• Short problem
All of the lines below are to be transcribed faithfully, with pictures excluded from the copy.

[Figure contents as structured data]

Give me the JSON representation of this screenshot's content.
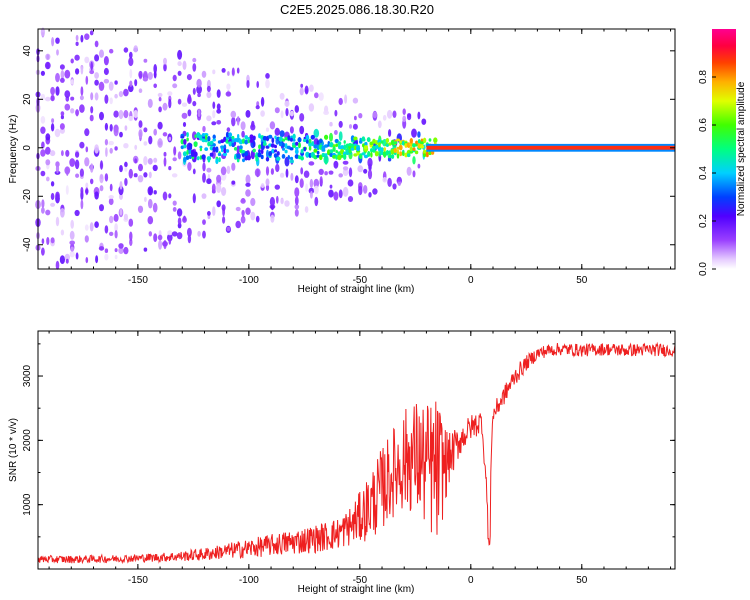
{
  "title": "C2E5.2025.086.18.30.R20",
  "colors": {
    "background": "#ffffff",
    "axis": "#000000",
    "snr_line": "#ee2020",
    "spectrum_low": "#e8d8ff",
    "spectrum_mid": "#7a00ff"
  },
  "chart_data": [
    {
      "type": "heatmap",
      "xlabel": "Height of straight line (km)",
      "ylabel": "Frequency (Hz)",
      "xlim": [
        -195,
        92
      ],
      "ylim": [
        -50,
        49
      ],
      "x_ticks": [
        -150,
        -100,
        -50,
        0,
        50
      ],
      "x_tick_labels": [
        "-150",
        "-100",
        "-50",
        "0",
        "50"
      ],
      "y_ticks": [
        -40,
        -20,
        0,
        20,
        40
      ],
      "y_tick_labels": [
        "-40",
        "-20",
        "0",
        "20",
        "40"
      ],
      "grid": false,
      "colorbar": {
        "label": "Normalized spectral amplitude",
        "range": [
          0.0,
          1.0
        ],
        "ticks": [
          0.0,
          0.2,
          0.4,
          0.6,
          0.8
        ],
        "tick_labels": [
          "0.0",
          "0.2",
          "0.4",
          "0.6",
          "0.8"
        ],
        "colormap": "rainbow (white-violet-blue-cyan-green-yellow-red-magenta)"
      },
      "features": {
        "signal_frequency_hz": 0,
        "noise_region_x": [
          -195,
          -20
        ],
        "strong_line_x": [
          -20,
          92
        ]
      }
    },
    {
      "type": "line",
      "xlabel": "Height of straight line (km)",
      "ylabel": "SNR (10 * v/v)",
      "xlim": [
        -195,
        92
      ],
      "ylim": [
        0,
        3700
      ],
      "x_ticks": [
        -150,
        -100,
        -50,
        0,
        50
      ],
      "x_tick_labels": [
        "-150",
        "-100",
        "-50",
        "0",
        "50"
      ],
      "y_ticks": [
        1000,
        2000,
        3000
      ],
      "y_tick_labels": [
        "1000",
        "2000",
        "3000"
      ],
      "grid": false,
      "series": [
        {
          "x": [
            -195,
            -180,
            -160,
            -140,
            -130,
            -120,
            -110,
            -100,
            -90,
            -80,
            -70,
            -60,
            -55,
            -50,
            -45,
            -40,
            -35,
            -30,
            -25,
            -20,
            -15,
            -10,
            -5,
            0,
            5,
            8,
            10,
            15,
            20,
            25,
            30,
            35,
            40,
            50,
            60,
            70,
            80,
            92
          ],
          "values": [
            150,
            150,
            160,
            180,
            200,
            230,
            280,
            320,
            370,
            420,
            470,
            550,
            650,
            800,
            1000,
            1250,
            1500,
            1700,
            1750,
            1600,
            1500,
            1700,
            2000,
            2200,
            2300,
            800,
            2400,
            2700,
            3000,
            3200,
            3350,
            3400,
            3420,
            3400,
            3420,
            3400,
            3410,
            3400
          ],
          "noise_amplitude": [
            60,
            60,
            60,
            70,
            80,
            100,
            120,
            150,
            170,
            200,
            220,
            250,
            300,
            400,
            550,
            650,
            700,
            800,
            900,
            1000,
            1200,
            400,
            250,
            200,
            200,
            100,
            150,
            150,
            150,
            120,
            100,
            100,
            100,
            100,
            100,
            100,
            100,
            100
          ]
        }
      ]
    }
  ]
}
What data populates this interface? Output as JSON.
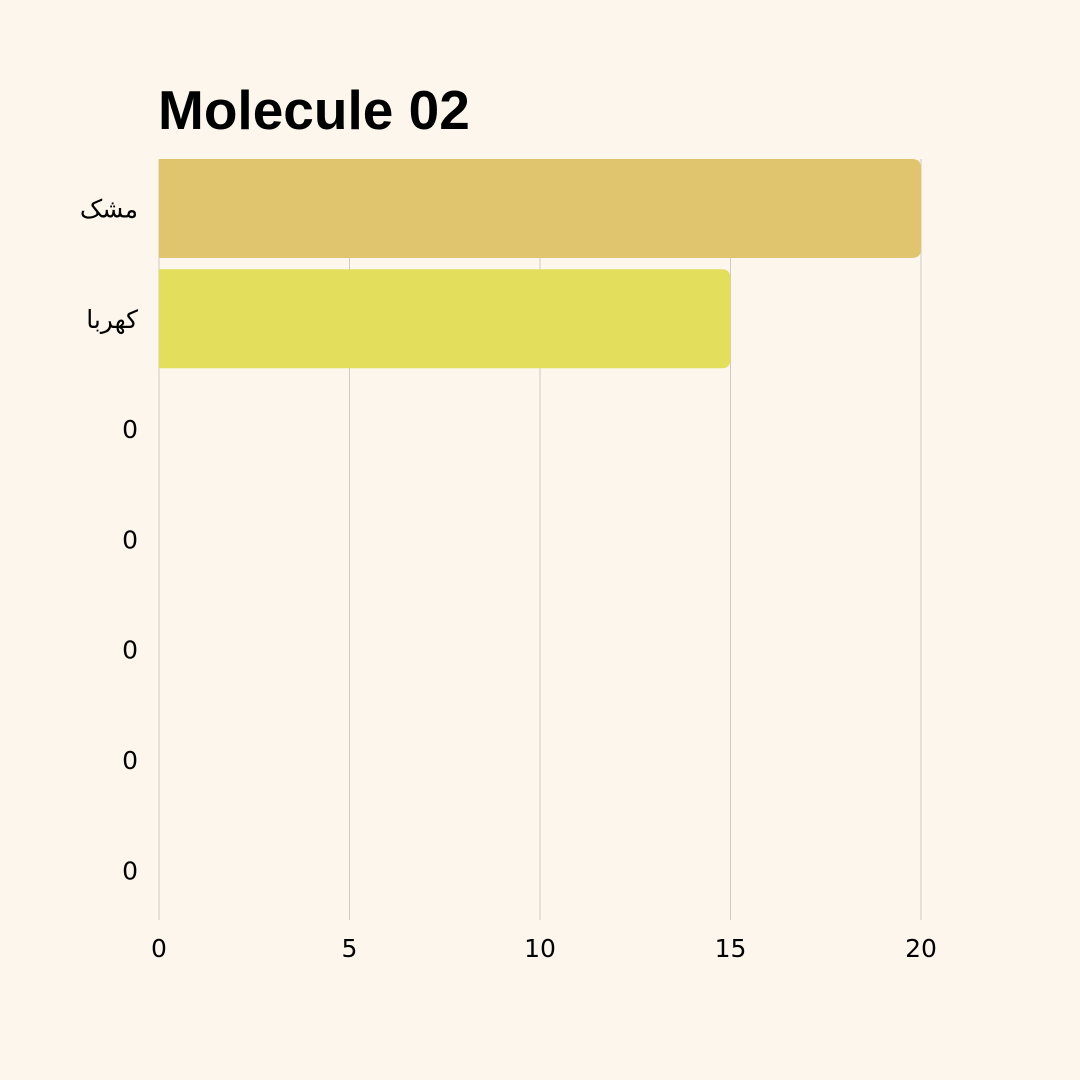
{
  "chart_data": {
    "type": "bar",
    "orientation": "horizontal",
    "title": "Molecule 02",
    "categories": [
      "مشک",
      "کهربا",
      "0",
      "0",
      "0",
      "0",
      "0"
    ],
    "values": [
      20,
      15,
      0,
      0,
      0,
      0,
      0
    ],
    "bar_colors": [
      "#e0c56e",
      "#e3de5c",
      "#e0c56e",
      "#e0c56e",
      "#e0c56e",
      "#e0c56e",
      "#e0c56e"
    ],
    "x_ticks": [
      "0",
      "5",
      "10",
      "15",
      "20"
    ],
    "xlim": [
      0,
      20
    ],
    "xlabel": "",
    "ylabel": "",
    "grid": "vertical",
    "legend": "none"
  },
  "colors": {
    "background": "#fdf6ed",
    "gridline": "#cfcbc4",
    "text": "#000000"
  }
}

• Answer below
Give me the JSON representation of this screenshot's content.
{
  "title": "C2E5.2025.086.18.30.R20",
  "colors": {
    "background": "#ffffff",
    "axis": "#000000",
    "snr_line": "#ee2020",
    "spectrum_low": "#e8d8ff",
    "spectrum_mid": "#7a00ff"
  },
  "chart_data": [
    {
      "type": "heatmap",
      "xlabel": "Height of straight line (km)",
      "ylabel": "Frequency (Hz)",
      "xlim": [
        -195,
        92
      ],
      "ylim": [
        -50,
        49
      ],
      "x_ticks": [
        -150,
        -100,
        -50,
        0,
        50
      ],
      "x_tick_labels": [
        "-150",
        "-100",
        "-50",
        "0",
        "50"
      ],
      "y_ticks": [
        -40,
        -20,
        0,
        20,
        40
      ],
      "y_tick_labels": [
        "-40",
        "-20",
        "0",
        "20",
        "40"
      ],
      "grid": false,
      "colorbar": {
        "label": "Normalized spectral amplitude",
        "range": [
          0.0,
          1.0
        ],
        "ticks": [
          0.0,
          0.2,
          0.4,
          0.6,
          0.8
        ],
        "tick_labels": [
          "0.0",
          "0.2",
          "0.4",
          "0.6",
          "0.8"
        ],
        "colormap": "rainbow (white-violet-blue-cyan-green-yellow-red-magenta)"
      },
      "features": {
        "signal_frequency_hz": 0,
        "noise_region_x": [
          -195,
          -20
        ],
        "strong_line_x": [
          -20,
          92
        ]
      }
    },
    {
      "type": "line",
      "xlabel": "Height of straight line (km)",
      "ylabel": "SNR (10 * v/v)",
      "xlim": [
        -195,
        92
      ],
      "ylim": [
        0,
        3700
      ],
      "x_ticks": [
        -150,
        -100,
        -50,
        0,
        50
      ],
      "x_tick_labels": [
        "-150",
        "-100",
        "-50",
        "0",
        "50"
      ],
      "y_ticks": [
        1000,
        2000,
        3000
      ],
      "y_tick_labels": [
        "1000",
        "2000",
        "3000"
      ],
      "grid": false,
      "series": [
        {
          "x": [
            -195,
            -180,
            -160,
            -140,
            -130,
            -120,
            -110,
            -100,
            -90,
            -80,
            -70,
            -60,
            -55,
            -50,
            -45,
            -40,
            -35,
            -30,
            -25,
            -20,
            -15,
            -10,
            -5,
            0,
            5,
            8,
            10,
            15,
            20,
            25,
            30,
            35,
            40,
            50,
            60,
            70,
            80,
            92
          ],
          "values": [
            150,
            150,
            160,
            180,
            200,
            230,
            280,
            320,
            370,
            420,
            470,
            550,
            650,
            800,
            1000,
            1250,
            1500,
            1700,
            1750,
            1600,
            1500,
            1700,
            2000,
            2200,
            2300,
            800,
            2400,
            2700,
            3000,
            3200,
            3350,
            3400,
            3420,
            3400,
            3420,
            3400,
            3410,
            3400
          ],
          "noise_amplitude": [
            60,
            60,
            60,
            70,
            80,
            100,
            120,
            150,
            170,
            200,
            220,
            250,
            300,
            400,
            550,
            650,
            700,
            800,
            900,
            1000,
            1200,
            400,
            250,
            200,
            200,
            100,
            150,
            150,
            150,
            120,
            100,
            100,
            100,
            100,
            100,
            100,
            100,
            100
          ]
        }
      ]
    }
  ]
}
What data populates this interface? Output as JSON.
{
  "chart_data": {
    "type": "bar",
    "orientation": "horizontal",
    "title": "Molecule 02",
    "categories": [
      "مشک",
      "کهربا",
      "0",
      "0",
      "0",
      "0",
      "0"
    ],
    "values": [
      20,
      15,
      0,
      0,
      0,
      0,
      0
    ],
    "bar_colors": [
      "#e0c56e",
      "#e3de5c",
      "#e0c56e",
      "#e0c56e",
      "#e0c56e",
      "#e0c56e",
      "#e0c56e"
    ],
    "x_ticks": [
      "0",
      "5",
      "10",
      "15",
      "20"
    ],
    "xlim": [
      0,
      20
    ],
    "xlabel": "",
    "ylabel": "",
    "grid": "vertical",
    "legend": "none"
  },
  "colors": {
    "background": "#fdf6ed",
    "gridline": "#cfcbc4",
    "text": "#000000"
  }
}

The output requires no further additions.